Extract the listing below in full, unchanged.

(Items)
========================================================================

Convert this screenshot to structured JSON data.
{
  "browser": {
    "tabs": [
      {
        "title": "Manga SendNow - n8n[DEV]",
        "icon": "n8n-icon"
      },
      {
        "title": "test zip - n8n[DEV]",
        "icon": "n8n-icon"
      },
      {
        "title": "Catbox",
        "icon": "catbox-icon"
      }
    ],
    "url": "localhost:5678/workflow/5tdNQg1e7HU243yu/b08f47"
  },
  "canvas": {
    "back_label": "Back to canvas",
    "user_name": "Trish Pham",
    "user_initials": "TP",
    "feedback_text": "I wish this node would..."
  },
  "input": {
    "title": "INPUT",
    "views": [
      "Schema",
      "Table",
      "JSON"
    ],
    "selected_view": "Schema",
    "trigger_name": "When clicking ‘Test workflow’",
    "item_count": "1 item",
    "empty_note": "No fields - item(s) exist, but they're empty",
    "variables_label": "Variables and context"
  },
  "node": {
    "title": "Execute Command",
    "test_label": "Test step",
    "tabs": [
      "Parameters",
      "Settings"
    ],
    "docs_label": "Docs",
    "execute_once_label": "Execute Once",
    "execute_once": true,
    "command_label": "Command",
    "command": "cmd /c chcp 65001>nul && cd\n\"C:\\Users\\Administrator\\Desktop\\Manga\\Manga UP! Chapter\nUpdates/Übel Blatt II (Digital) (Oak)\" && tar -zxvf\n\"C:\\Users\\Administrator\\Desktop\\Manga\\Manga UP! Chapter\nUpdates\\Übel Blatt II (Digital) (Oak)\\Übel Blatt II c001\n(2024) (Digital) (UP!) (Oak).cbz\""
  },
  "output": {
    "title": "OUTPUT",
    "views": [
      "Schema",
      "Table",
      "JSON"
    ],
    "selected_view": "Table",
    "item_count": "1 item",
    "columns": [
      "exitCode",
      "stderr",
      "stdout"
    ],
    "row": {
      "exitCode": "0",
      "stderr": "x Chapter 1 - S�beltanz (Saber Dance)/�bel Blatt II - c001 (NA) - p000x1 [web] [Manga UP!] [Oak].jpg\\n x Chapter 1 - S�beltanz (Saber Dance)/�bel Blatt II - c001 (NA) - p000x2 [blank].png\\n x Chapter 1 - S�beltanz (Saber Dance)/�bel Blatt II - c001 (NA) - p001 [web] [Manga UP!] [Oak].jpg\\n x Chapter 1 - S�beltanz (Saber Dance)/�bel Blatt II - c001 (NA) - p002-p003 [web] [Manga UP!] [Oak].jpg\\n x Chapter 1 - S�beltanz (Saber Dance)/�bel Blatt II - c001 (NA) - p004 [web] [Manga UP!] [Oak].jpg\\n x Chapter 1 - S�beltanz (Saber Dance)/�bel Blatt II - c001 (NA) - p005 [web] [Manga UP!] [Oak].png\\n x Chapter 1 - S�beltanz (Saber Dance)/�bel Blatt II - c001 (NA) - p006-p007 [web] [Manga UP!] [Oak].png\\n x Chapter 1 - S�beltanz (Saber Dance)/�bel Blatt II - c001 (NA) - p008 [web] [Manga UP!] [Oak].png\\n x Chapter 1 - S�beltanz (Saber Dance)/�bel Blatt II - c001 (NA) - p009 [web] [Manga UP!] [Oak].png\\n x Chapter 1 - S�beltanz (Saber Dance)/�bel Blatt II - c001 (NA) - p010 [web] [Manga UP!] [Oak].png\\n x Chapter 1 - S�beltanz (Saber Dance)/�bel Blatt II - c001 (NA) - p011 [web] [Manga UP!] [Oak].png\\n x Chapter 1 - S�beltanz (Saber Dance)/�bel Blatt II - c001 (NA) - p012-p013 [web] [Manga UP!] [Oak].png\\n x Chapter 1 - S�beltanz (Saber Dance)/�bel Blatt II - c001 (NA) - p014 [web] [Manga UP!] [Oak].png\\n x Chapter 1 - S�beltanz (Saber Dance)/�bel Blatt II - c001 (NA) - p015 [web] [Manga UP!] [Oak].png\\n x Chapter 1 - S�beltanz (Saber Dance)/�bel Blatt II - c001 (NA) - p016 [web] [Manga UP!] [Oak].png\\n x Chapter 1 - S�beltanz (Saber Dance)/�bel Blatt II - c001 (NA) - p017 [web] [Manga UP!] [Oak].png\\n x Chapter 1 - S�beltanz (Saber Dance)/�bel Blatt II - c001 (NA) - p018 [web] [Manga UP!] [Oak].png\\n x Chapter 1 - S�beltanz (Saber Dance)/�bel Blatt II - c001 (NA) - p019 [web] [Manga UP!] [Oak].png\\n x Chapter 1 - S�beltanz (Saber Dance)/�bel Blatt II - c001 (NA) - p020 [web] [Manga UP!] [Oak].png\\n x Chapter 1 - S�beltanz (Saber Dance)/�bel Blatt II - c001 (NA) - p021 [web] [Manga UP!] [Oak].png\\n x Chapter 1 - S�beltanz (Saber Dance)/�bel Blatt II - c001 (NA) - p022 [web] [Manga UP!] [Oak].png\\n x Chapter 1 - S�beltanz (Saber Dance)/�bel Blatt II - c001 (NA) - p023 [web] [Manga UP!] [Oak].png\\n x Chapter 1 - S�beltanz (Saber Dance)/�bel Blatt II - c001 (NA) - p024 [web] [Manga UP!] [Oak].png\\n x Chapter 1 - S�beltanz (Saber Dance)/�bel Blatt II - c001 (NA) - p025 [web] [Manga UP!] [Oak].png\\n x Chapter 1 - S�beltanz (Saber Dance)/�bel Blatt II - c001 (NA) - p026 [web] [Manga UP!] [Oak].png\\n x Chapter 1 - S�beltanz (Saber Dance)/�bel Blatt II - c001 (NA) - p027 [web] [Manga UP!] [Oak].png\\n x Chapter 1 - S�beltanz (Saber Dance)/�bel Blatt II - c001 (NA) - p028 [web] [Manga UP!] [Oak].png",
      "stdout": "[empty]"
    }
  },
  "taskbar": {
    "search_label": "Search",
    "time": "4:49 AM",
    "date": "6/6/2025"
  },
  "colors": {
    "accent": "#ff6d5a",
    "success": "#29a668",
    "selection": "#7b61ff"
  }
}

========================================================================

(Full solution)
Convert this screenshot to structured JSON data.
{
  "browser": {
    "tabs": [
      {
        "title": "Manga SendNow - n8n[DEV]",
        "icon": "n8n-icon"
      },
      {
        "title": "test zip - n8n[DEV]",
        "icon": "n8n-icon"
      },
      {
        "title": "Catbox",
        "icon": "catbox-icon"
      }
    ],
    "url": "localhost:5678/workflow/5tdNQg1e7HU243yu/b08f47"
  },
  "canvas": {
    "back_label": "Back to canvas",
    "user_name": "Trish Pham",
    "user_initials": "TP",
    "feedback_text": "I wish this node would..."
  },
  "input": {
    "title": "INPUT",
    "views": [
      "Schema",
      "Table",
      "JSON"
    ],
    "selected_view": "Schema",
    "trigger_name": "When clicking ‘Test workflow’",
    "item_count": "1 item",
    "empty_note": "No fields - item(s) exist, but they're empty",
    "variables_label": "Variables and context"
  },
  "node": {
    "title": "Execute Command",
    "test_label": "Test step",
    "tabs": [
      "Parameters",
      "Settings"
    ],
    "docs_label": "Docs",
    "execute_once_label": "Execute Once",
    "execute_once": true,
    "command_label": "Command",
    "command": "cmd /c chcp 65001>nul && cd\n\"C:\\Users\\Administrator\\Desktop\\Manga\\Manga UP! Chapter\nUpdates/Übel Blatt II (Digital) (Oak)\" && tar -zxvf\n\"C:\\Users\\Administrator\\Desktop\\Manga\\Manga UP! Chapter\nUpdates\\Übel Blatt II (Digital) (Oak)\\Übel Blatt II c001\n(2024) (Digital) (UP!) (Oak).cbz\""
  },
  "output": {
    "title": "OUTPUT",
    "views": [
      "Schema",
      "Table",
      "JSON"
    ],
    "selected_view": "Table",
    "item_count": "1 item",
    "columns": [
      "exitCode",
      "stderr",
      "stdout"
    ],
    "row": {
      "exitCode": "0",
      "stderr": "x Chapter 1 - S�beltanz (Saber Dance)/�bel Blatt II - c001 (NA) - p000x1 [web] [Manga UP!] [Oak].jpg\\n x Chapter 1 - S�beltanz (Saber Dance)/�bel Blatt II - c001 (NA) - p000x2 [blank].png\\n x Chapter 1 - S�beltanz (Saber Dance)/�bel Blatt II - c001 (NA) - p001 [web] [Manga UP!] [Oak].jpg\\n x Chapter 1 - S�beltanz (Saber Dance)/�bel Blatt II - c001 (NA) - p002-p003 [web] [Manga UP!] [Oak].jpg\\n x Chapter 1 - S�beltanz (Saber Dance)/�bel Blatt II - c001 (NA) - p004 [web] [Manga UP!] [Oak].jpg\\n x Chapter 1 - S�beltanz (Saber Dance)/�bel Blatt II - c001 (NA) - p005 [web] [Manga UP!] [Oak].png\\n x Chapter 1 - S�beltanz (Saber Dance)/�bel Blatt II - c001 (NA) - p006-p007 [web] [Manga UP!] [Oak].png\\n x Chapter 1 - S�beltanz (Saber Dance)/�bel Blatt II - c001 (NA) - p008 [web] [Manga UP!] [Oak].png\\n x Chapter 1 - S�beltanz (Saber Dance)/�bel Blatt II - c001 (NA) - p009 [web] [Manga UP!] [Oak].png\\n x Chapter 1 - S�beltanz (Saber Dance)/�bel Blatt II - c001 (NA) - p010 [web] [Manga UP!] [Oak].png\\n x Chapter 1 - S�beltanz (Saber Dance)/�bel Blatt II - c001 (NA) - p011 [web] [Manga UP!] [Oak].png\\n x Chapter 1 - S�beltanz (Saber Dance)/�bel Blatt II - c001 (NA) - p012-p013 [web] [Manga UP!] [Oak].png\\n x Chapter 1 - S�beltanz (Saber Dance)/�bel Blatt II - c001 (NA) - p014 [web] [Manga UP!] [Oak].png\\n x Chapter 1 - S�beltanz (Saber Dance)/�bel Blatt II - c001 (NA) - p015 [web] [Manga UP!] [Oak].png\\n x Chapter 1 - S�beltanz (Saber Dance)/�bel Blatt II - c001 (NA) - p016 [web] [Manga UP!] [Oak].png\\n x Chapter 1 - S�beltanz (Saber Dance)/�bel Blatt II - c001 (NA) - p017 [web] [Manga UP!] [Oak].png\\n x Chapter 1 - S�beltanz (Saber Dance)/�bel Blatt II - c001 (NA) - p018 [web] [Manga UP!] [Oak].png\\n x Chapter 1 - S�beltanz (Saber Dance)/�bel Blatt II - c001 (NA) - p019 [web] [Manga UP!] [Oak].png\\n x Chapter 1 - S�beltanz (Saber Dance)/�bel Blatt II - c001 (NA) - p020 [web] [Manga UP!] [Oak].png\\n x Chapter 1 - S�beltanz (Saber Dance)/�bel Blatt II - c001 (NA) - p021 [web] [Manga UP!] [Oak].png\\n x Chapter 1 - S�beltanz (Saber Dance)/�bel Blatt II - c001 (NA) - p022 [web] [Manga UP!] [Oak].png\\n x Chapter 1 - S�beltanz (Saber Dance)/�bel Blatt II - c001 (NA) - p023 [web] [Manga UP!] [Oak].png\\n x Chapter 1 - S�beltanz (Saber Dance)/�bel Blatt II - c001 (NA) - p024 [web] [Manga UP!] [Oak].png\\n x Chapter 1 - S�beltanz (Saber Dance)/�bel Blatt II - c001 (NA) - p025 [web] [Manga UP!] [Oak].png\\n x Chapter 1 - S�beltanz (Saber Dance)/�bel Blatt II - c001 (NA) - p026 [web] [Manga UP!] [Oak].png\\n x Chapter 1 - S�beltanz (Saber Dance)/�bel Blatt II - c001 (NA) - p027 [web] [Manga UP!] [Oak].png\\n x Chapter 1 - S�beltanz (Saber Dance)/�bel Blatt II - c001 (NA) - p028 [web] [Manga UP!] [Oak].png",
      "stdout": "[empty]"
    }
  },
  "taskbar": {
    "search_label": "Search",
    "time": "4:49 AM",
    "date": "6/6/2025"
  },
  "colors": {
    "accent": "#ff6d5a",
    "success": "#29a668",
    "selection": "#7b61ff"
  }
}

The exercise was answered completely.